─── Information supplied ───

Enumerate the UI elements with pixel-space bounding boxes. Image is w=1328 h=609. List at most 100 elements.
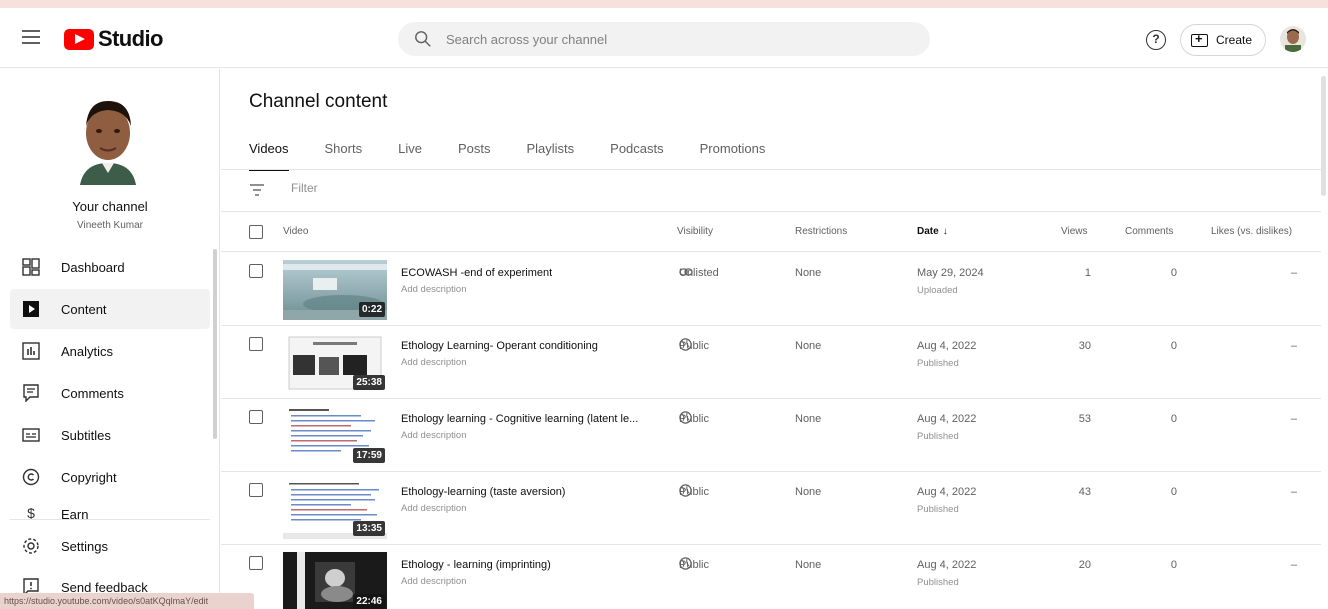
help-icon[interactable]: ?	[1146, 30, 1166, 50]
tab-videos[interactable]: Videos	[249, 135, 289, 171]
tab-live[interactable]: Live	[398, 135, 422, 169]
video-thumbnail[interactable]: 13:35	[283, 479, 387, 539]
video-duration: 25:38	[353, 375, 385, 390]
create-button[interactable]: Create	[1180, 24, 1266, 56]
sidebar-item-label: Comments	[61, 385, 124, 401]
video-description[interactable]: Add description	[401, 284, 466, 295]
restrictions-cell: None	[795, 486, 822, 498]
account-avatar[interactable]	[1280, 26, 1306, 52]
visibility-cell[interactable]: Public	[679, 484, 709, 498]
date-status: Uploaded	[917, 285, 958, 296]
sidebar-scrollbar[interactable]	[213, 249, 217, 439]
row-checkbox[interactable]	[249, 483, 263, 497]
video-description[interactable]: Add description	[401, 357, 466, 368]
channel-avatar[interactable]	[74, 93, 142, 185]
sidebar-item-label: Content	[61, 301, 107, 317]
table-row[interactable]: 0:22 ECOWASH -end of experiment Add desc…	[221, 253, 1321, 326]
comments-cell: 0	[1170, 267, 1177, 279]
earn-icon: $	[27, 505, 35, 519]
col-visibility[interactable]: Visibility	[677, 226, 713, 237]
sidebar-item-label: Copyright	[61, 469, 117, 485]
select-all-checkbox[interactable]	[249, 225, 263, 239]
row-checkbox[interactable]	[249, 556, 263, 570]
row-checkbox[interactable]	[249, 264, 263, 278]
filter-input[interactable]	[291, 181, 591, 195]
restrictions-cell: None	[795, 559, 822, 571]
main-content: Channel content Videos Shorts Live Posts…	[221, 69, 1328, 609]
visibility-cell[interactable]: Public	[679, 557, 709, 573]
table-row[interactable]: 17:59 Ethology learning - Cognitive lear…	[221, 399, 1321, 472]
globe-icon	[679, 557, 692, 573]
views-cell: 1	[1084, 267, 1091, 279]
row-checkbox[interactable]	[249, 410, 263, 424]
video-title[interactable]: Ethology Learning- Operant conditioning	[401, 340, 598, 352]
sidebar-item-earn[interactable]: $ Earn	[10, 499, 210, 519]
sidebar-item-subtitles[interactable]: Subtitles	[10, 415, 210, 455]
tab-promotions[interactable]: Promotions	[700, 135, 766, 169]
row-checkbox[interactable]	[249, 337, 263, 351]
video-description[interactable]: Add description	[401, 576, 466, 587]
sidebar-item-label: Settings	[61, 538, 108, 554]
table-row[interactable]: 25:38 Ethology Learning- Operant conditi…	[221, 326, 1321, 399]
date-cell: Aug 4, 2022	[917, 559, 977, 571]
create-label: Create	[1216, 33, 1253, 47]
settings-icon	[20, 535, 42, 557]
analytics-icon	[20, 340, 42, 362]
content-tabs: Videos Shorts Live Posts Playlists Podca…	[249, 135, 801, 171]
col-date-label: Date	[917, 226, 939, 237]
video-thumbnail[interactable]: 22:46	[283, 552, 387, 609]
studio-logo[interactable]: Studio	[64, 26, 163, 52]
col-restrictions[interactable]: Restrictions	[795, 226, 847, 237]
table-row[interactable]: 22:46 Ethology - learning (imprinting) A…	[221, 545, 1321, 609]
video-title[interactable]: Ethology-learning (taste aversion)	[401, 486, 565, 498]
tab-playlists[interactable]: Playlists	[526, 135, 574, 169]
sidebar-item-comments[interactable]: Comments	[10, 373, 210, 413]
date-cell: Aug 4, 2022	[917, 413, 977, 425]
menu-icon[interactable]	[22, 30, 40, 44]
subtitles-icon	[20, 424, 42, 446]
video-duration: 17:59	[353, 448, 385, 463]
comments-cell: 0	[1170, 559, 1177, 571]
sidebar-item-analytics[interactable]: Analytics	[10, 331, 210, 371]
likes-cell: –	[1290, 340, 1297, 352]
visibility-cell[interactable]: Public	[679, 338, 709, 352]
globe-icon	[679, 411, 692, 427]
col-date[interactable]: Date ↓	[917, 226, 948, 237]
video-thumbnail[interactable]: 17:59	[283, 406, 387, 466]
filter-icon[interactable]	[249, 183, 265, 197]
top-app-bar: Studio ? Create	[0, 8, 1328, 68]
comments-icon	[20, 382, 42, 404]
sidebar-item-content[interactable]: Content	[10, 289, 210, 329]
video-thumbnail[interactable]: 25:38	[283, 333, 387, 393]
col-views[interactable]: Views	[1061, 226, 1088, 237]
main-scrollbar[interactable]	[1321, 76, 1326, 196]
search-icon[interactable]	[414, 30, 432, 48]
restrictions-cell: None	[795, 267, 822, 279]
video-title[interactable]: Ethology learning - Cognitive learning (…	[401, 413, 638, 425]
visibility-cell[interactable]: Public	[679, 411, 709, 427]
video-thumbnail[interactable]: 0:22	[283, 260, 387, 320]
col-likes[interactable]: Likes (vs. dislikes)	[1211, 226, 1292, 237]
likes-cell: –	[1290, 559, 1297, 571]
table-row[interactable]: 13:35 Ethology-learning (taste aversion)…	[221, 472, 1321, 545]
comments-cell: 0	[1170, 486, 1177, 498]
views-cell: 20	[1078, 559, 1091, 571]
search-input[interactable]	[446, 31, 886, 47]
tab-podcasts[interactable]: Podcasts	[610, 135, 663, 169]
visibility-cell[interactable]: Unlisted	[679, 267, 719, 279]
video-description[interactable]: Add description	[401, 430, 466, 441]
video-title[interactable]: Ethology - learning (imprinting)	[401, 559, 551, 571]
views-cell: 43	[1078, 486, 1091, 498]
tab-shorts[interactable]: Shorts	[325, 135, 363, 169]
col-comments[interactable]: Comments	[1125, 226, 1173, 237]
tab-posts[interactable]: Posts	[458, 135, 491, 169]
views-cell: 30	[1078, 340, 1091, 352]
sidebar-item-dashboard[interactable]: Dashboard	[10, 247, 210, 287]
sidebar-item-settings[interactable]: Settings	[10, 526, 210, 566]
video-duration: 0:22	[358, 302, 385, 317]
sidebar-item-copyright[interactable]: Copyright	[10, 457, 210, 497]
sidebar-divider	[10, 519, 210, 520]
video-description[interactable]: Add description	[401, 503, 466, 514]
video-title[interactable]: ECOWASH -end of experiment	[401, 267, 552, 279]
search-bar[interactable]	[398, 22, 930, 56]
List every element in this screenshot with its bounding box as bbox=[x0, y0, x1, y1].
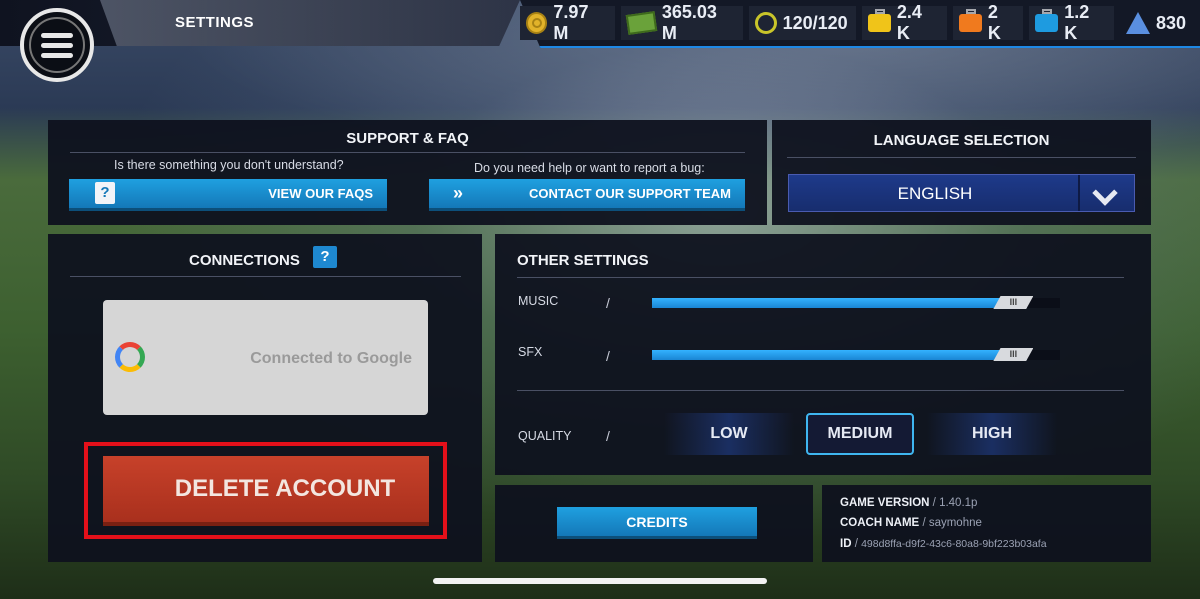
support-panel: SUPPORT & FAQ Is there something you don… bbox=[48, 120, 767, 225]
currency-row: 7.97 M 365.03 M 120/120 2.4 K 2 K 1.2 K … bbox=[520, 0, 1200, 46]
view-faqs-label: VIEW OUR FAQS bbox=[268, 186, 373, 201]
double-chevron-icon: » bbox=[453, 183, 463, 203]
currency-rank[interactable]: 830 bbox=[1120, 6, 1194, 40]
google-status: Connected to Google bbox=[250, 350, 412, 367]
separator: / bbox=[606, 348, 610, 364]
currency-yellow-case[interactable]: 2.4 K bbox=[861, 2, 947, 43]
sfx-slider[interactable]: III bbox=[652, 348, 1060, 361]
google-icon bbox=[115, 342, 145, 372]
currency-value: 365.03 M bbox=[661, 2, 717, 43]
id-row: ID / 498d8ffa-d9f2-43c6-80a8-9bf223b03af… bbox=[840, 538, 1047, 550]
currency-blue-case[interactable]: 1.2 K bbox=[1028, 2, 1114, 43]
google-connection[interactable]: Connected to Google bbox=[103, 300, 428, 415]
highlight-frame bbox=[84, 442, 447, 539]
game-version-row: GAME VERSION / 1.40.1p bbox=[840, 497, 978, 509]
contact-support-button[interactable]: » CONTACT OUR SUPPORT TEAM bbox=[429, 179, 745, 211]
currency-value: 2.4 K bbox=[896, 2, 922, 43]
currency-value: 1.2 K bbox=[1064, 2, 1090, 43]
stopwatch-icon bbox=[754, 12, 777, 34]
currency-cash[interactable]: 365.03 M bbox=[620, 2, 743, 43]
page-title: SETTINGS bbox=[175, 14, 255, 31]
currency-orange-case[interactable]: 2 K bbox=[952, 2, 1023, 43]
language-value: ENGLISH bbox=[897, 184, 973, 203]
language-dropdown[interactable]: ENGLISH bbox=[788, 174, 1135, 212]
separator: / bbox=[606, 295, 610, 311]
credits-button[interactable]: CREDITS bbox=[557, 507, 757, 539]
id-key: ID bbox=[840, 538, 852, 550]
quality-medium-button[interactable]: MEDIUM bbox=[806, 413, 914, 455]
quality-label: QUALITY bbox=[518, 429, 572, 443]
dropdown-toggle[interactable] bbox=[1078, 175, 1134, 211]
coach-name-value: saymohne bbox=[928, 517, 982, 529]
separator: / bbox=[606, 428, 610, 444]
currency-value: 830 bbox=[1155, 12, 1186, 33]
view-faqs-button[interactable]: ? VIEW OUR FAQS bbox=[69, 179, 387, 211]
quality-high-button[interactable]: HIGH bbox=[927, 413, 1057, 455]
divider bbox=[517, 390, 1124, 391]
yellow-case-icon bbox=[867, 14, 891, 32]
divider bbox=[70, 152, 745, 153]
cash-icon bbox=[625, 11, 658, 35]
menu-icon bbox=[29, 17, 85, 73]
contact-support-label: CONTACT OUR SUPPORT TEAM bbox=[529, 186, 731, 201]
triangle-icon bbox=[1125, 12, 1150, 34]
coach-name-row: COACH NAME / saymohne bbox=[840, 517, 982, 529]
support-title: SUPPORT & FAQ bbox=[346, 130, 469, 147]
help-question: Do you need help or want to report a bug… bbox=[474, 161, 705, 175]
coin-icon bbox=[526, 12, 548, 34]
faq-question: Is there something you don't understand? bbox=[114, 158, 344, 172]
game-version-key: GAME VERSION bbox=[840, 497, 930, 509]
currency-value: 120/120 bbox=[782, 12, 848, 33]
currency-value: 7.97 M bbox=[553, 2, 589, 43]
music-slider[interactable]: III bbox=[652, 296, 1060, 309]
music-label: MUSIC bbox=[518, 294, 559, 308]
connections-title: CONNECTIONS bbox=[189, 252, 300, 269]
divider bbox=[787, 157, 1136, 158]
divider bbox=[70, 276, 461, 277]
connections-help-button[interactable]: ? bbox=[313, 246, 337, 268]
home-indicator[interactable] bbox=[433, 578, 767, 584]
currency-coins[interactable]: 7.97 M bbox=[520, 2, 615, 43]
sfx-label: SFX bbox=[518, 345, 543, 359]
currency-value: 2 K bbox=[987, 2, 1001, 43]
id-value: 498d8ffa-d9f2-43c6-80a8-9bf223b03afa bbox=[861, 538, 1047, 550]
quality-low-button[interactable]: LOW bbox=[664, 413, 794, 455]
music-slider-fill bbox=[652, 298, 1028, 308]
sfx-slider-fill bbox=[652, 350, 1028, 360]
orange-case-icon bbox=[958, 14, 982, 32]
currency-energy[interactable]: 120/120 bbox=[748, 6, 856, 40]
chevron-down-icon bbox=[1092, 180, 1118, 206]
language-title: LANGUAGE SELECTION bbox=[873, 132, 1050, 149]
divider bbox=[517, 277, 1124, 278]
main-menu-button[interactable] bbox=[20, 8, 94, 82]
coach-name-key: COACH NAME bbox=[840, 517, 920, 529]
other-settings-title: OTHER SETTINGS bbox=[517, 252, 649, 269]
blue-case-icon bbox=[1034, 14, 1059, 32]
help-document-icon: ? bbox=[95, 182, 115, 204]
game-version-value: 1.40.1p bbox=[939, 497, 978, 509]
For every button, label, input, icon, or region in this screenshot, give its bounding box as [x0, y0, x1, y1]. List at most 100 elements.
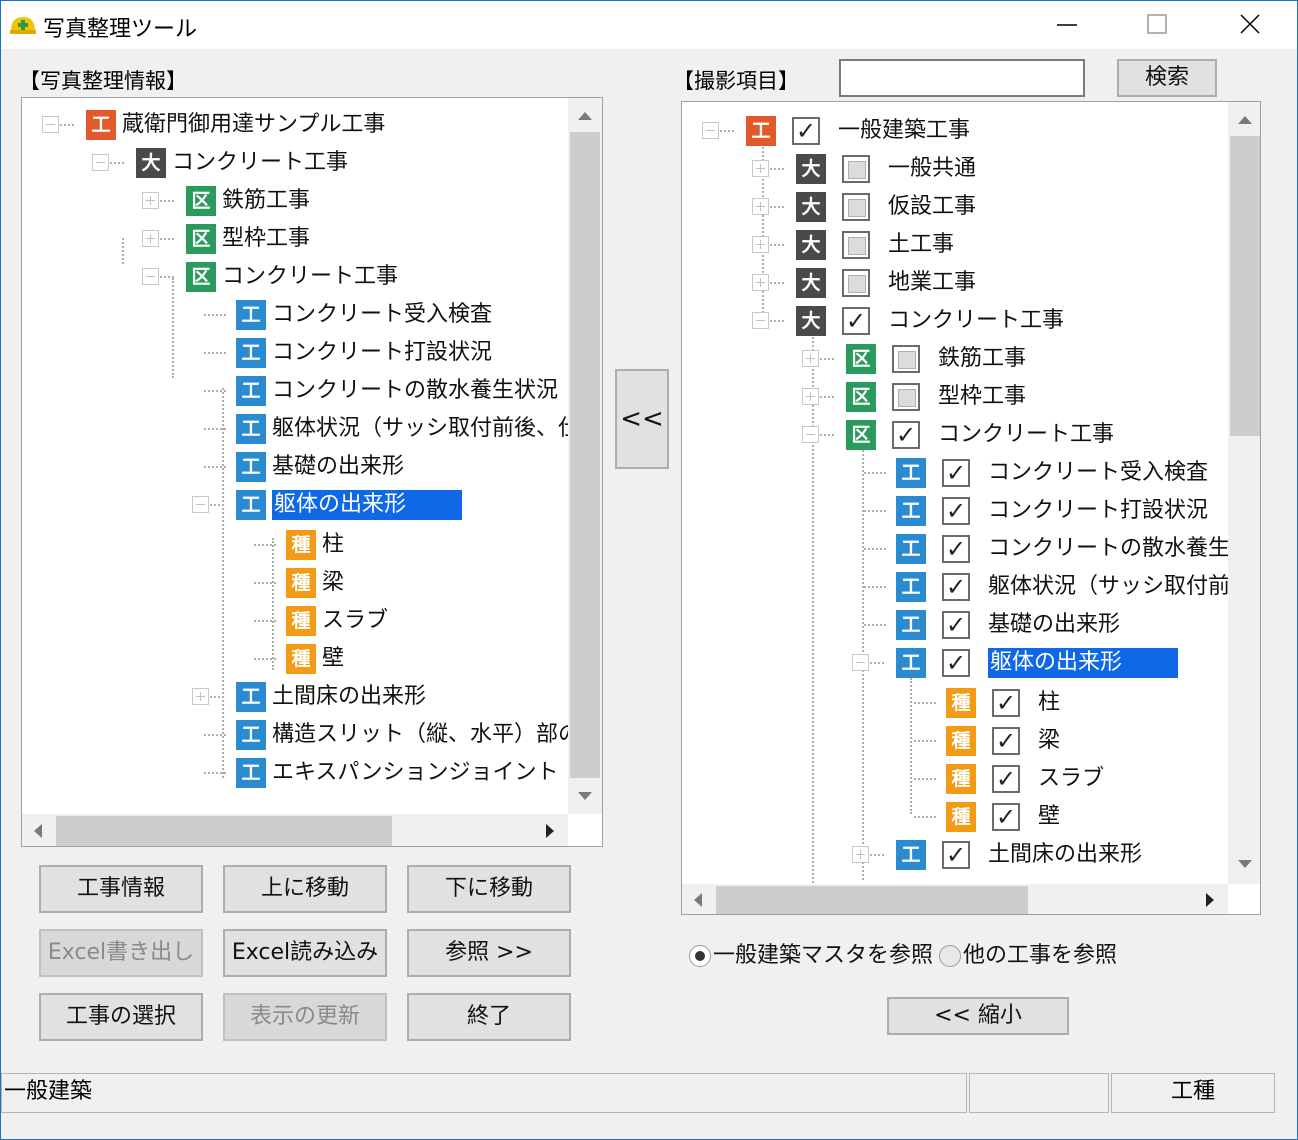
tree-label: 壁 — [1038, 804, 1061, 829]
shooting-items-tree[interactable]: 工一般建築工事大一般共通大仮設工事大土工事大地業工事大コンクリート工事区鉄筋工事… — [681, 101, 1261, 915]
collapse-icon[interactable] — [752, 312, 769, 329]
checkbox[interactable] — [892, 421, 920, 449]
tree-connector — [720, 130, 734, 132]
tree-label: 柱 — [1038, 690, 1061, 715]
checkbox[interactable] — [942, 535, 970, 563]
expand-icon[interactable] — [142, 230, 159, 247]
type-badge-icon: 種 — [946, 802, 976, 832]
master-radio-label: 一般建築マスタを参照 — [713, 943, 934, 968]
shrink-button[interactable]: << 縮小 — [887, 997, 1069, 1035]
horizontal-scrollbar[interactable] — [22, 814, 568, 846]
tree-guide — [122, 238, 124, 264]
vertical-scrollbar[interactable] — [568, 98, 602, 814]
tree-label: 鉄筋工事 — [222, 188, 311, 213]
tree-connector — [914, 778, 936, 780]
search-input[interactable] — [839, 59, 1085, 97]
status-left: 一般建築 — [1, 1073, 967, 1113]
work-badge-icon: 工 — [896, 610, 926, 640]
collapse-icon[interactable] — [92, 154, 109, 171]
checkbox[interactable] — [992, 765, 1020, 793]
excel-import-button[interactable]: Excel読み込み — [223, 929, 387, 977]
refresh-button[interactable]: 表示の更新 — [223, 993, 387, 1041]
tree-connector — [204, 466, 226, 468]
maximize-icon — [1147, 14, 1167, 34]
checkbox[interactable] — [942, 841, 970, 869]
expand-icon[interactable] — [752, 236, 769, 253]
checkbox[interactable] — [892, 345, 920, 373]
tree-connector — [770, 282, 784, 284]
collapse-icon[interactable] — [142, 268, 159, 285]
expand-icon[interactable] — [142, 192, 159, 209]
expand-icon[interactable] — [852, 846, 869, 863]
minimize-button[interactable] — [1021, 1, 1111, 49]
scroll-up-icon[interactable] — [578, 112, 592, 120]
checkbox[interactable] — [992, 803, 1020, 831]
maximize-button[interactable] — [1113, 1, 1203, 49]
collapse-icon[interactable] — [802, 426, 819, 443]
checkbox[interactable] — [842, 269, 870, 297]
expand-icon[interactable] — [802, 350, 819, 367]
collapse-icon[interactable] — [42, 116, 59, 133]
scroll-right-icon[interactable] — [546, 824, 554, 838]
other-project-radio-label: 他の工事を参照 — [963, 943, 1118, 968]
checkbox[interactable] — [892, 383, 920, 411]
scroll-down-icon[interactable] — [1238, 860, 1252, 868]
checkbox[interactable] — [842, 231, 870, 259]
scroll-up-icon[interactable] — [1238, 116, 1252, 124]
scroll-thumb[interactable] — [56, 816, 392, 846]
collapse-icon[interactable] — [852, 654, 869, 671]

───

Exercise prompt |
Give the lines of the listing as a JSON list of strings, one string per line, starting at the line that contains "30, 1166, 50]" and ending at the line that contains "93, 142, 185]", with blank lines left out.

Full output |
[
  "help-icon[interactable]: ?\t[1146, 30, 1166, 50]",
  "tab-videos[interactable]: Videos\t[249, 135, 289, 171]",
  "tab-live[interactable]: Live\t[398, 135, 422, 169]",
  "video-thumbnail[interactable]: 13:35\t[283, 479, 387, 539]",
  "video-duration: 25:38\t[353, 375, 385, 390]",
  "create-button[interactable]: Create\t[1180, 24, 1266, 56]",
  "sidebar-item-label: Comments\t[61, 385, 124, 401]",
  "video-description[interactable]: Add description\t[401, 284, 466, 295]",
  "restrictions-cell: None\t[795, 486, 822, 498]",
  "account-avatar[interactable]\t[1280, 26, 1306, 52]",
  "visibility-cell[interactable]: Public\t[679, 484, 709, 498]",
  "date-status: Uploaded\t[917, 285, 958, 296]",
  "sidebar-scrollbar[interactable]\t[213, 249, 217, 439]",
  "row-checkbox[interactable]\t[249, 483, 263, 497]",
  "video-description[interactable]: Add description\t[401, 357, 466, 368]",
  "channel-avatar[interactable]\t[74, 93, 142, 185]"
]